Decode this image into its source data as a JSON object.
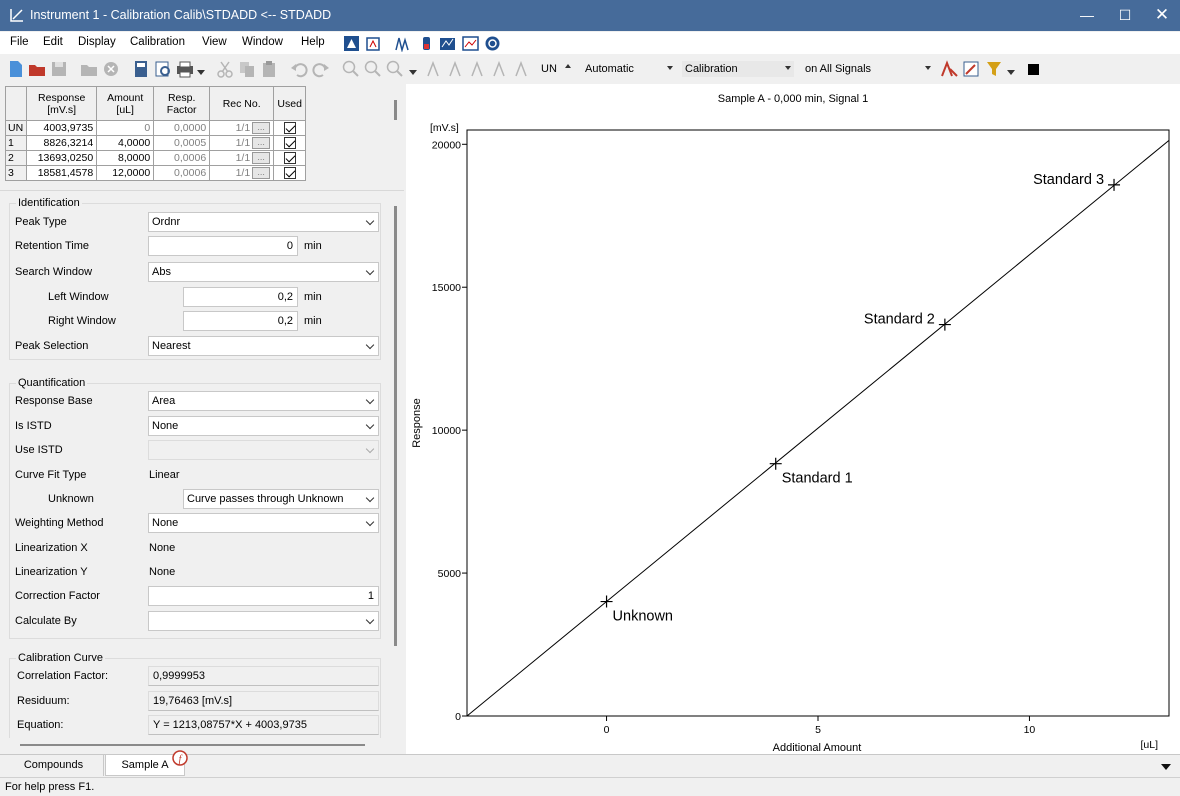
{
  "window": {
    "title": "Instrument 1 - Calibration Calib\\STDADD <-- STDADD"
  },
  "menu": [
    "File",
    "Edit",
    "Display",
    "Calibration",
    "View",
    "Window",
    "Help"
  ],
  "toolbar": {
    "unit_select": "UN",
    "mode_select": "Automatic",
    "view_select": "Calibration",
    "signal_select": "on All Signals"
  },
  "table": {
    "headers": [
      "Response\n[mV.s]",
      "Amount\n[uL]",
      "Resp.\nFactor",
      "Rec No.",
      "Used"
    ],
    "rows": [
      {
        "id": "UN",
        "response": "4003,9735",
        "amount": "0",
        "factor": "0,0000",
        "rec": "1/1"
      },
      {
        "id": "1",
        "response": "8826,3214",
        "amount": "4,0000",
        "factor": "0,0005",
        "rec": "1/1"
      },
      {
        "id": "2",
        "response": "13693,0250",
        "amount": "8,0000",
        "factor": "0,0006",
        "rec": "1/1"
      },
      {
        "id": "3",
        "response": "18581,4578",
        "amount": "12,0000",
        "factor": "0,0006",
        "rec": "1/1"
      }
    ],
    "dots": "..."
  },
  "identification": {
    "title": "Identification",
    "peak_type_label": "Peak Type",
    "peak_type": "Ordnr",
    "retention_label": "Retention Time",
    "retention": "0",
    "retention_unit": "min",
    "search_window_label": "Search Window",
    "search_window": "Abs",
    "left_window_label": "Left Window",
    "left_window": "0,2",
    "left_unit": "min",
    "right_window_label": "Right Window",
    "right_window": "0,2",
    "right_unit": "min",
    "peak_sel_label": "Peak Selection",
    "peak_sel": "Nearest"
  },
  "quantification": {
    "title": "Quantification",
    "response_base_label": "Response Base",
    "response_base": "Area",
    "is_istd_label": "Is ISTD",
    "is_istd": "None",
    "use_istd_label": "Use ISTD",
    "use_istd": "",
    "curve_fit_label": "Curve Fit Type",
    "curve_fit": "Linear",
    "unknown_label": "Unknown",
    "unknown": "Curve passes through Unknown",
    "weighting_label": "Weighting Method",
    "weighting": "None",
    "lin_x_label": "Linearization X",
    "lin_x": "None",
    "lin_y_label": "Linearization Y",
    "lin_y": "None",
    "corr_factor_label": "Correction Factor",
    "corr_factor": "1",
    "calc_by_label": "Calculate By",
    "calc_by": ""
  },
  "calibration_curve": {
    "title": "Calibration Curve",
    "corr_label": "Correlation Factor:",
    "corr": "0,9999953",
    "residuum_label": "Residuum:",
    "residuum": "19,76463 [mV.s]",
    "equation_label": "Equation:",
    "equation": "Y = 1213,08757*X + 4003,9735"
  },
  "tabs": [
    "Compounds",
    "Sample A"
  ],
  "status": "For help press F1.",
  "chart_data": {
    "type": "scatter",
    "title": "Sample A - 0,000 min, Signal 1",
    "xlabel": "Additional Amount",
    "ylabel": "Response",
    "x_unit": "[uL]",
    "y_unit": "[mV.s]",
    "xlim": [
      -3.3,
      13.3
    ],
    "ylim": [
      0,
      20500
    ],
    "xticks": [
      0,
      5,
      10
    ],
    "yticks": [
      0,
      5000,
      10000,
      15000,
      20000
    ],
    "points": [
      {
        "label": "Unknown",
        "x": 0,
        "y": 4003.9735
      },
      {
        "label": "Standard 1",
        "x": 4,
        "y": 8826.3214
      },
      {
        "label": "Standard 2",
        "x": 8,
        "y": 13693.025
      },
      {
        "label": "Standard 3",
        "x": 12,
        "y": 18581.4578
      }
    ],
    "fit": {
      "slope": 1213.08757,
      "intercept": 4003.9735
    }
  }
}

__Aim__.
Copy the records word for word, leaving no picture in the copy.

__Correct output__.
Decode this image into its source data as a JSON object.
{
  "window": {
    "title": "Instrument 1 - Calibration Calib\\STDADD <-- STDADD"
  },
  "menu": [
    "File",
    "Edit",
    "Display",
    "Calibration",
    "View",
    "Window",
    "Help"
  ],
  "toolbar": {
    "unit_select": "UN",
    "mode_select": "Automatic",
    "view_select": "Calibration",
    "signal_select": "on All Signals"
  },
  "table": {
    "headers": [
      "Response\n[mV.s]",
      "Amount\n[uL]",
      "Resp.\nFactor",
      "Rec No.",
      "Used"
    ],
    "rows": [
      {
        "id": "UN",
        "response": "4003,9735",
        "amount": "0",
        "factor": "0,0000",
        "rec": "1/1"
      },
      {
        "id": "1",
        "response": "8826,3214",
        "amount": "4,0000",
        "factor": "0,0005",
        "rec": "1/1"
      },
      {
        "id": "2",
        "response": "13693,0250",
        "amount": "8,0000",
        "factor": "0,0006",
        "rec": "1/1"
      },
      {
        "id": "3",
        "response": "18581,4578",
        "amount": "12,0000",
        "factor": "0,0006",
        "rec": "1/1"
      }
    ],
    "dots": "..."
  },
  "identification": {
    "title": "Identification",
    "peak_type_label": "Peak Type",
    "peak_type": "Ordnr",
    "retention_label": "Retention Time",
    "retention": "0",
    "retention_unit": "min",
    "search_window_label": "Search Window",
    "search_window": "Abs",
    "left_window_label": "Left Window",
    "left_window": "0,2",
    "left_unit": "min",
    "right_window_label": "Right Window",
    "right_window": "0,2",
    "right_unit": "min",
    "peak_sel_label": "Peak Selection",
    "peak_sel": "Nearest"
  },
  "quantification": {
    "title": "Quantification",
    "response_base_label": "Response Base",
    "response_base": "Area",
    "is_istd_label": "Is ISTD",
    "is_istd": "None",
    "use_istd_label": "Use ISTD",
    "use_istd": "",
    "curve_fit_label": "Curve Fit Type",
    "curve_fit": "Linear",
    "unknown_label": "Unknown",
    "unknown": "Curve passes through Unknown",
    "weighting_label": "Weighting Method",
    "weighting": "None",
    "lin_x_label": "Linearization X",
    "lin_x": "None",
    "lin_y_label": "Linearization Y",
    "lin_y": "None",
    "corr_factor_label": "Correction Factor",
    "corr_factor": "1",
    "calc_by_label": "Calculate By",
    "calc_by": ""
  },
  "calibration_curve": {
    "title": "Calibration Curve",
    "corr_label": "Correlation Factor:",
    "corr": "0,9999953",
    "residuum_label": "Residuum:",
    "residuum": "19,76463 [mV.s]",
    "equation_label": "Equation:",
    "equation": "Y = 1213,08757*X + 4003,9735"
  },
  "tabs": [
    "Compounds",
    "Sample A"
  ],
  "status": "For help press F1.",
  "chart_data": {
    "type": "scatter",
    "title": "Sample A - 0,000 min, Signal 1",
    "xlabel": "Additional Amount",
    "ylabel": "Response",
    "x_unit": "[uL]",
    "y_unit": "[mV.s]",
    "xlim": [
      -3.3,
      13.3
    ],
    "ylim": [
      0,
      20500
    ],
    "xticks": [
      0,
      5,
      10
    ],
    "yticks": [
      0,
      5000,
      10000,
      15000,
      20000
    ],
    "points": [
      {
        "label": "Unknown",
        "x": 0,
        "y": 4003.9735
      },
      {
        "label": "Standard 1",
        "x": 4,
        "y": 8826.3214
      },
      {
        "label": "Standard 2",
        "x": 8,
        "y": 13693.025
      },
      {
        "label": "Standard 3",
        "x": 12,
        "y": 18581.4578
      }
    ],
    "fit": {
      "slope": 1213.08757,
      "intercept": 4003.9735
    }
  }
}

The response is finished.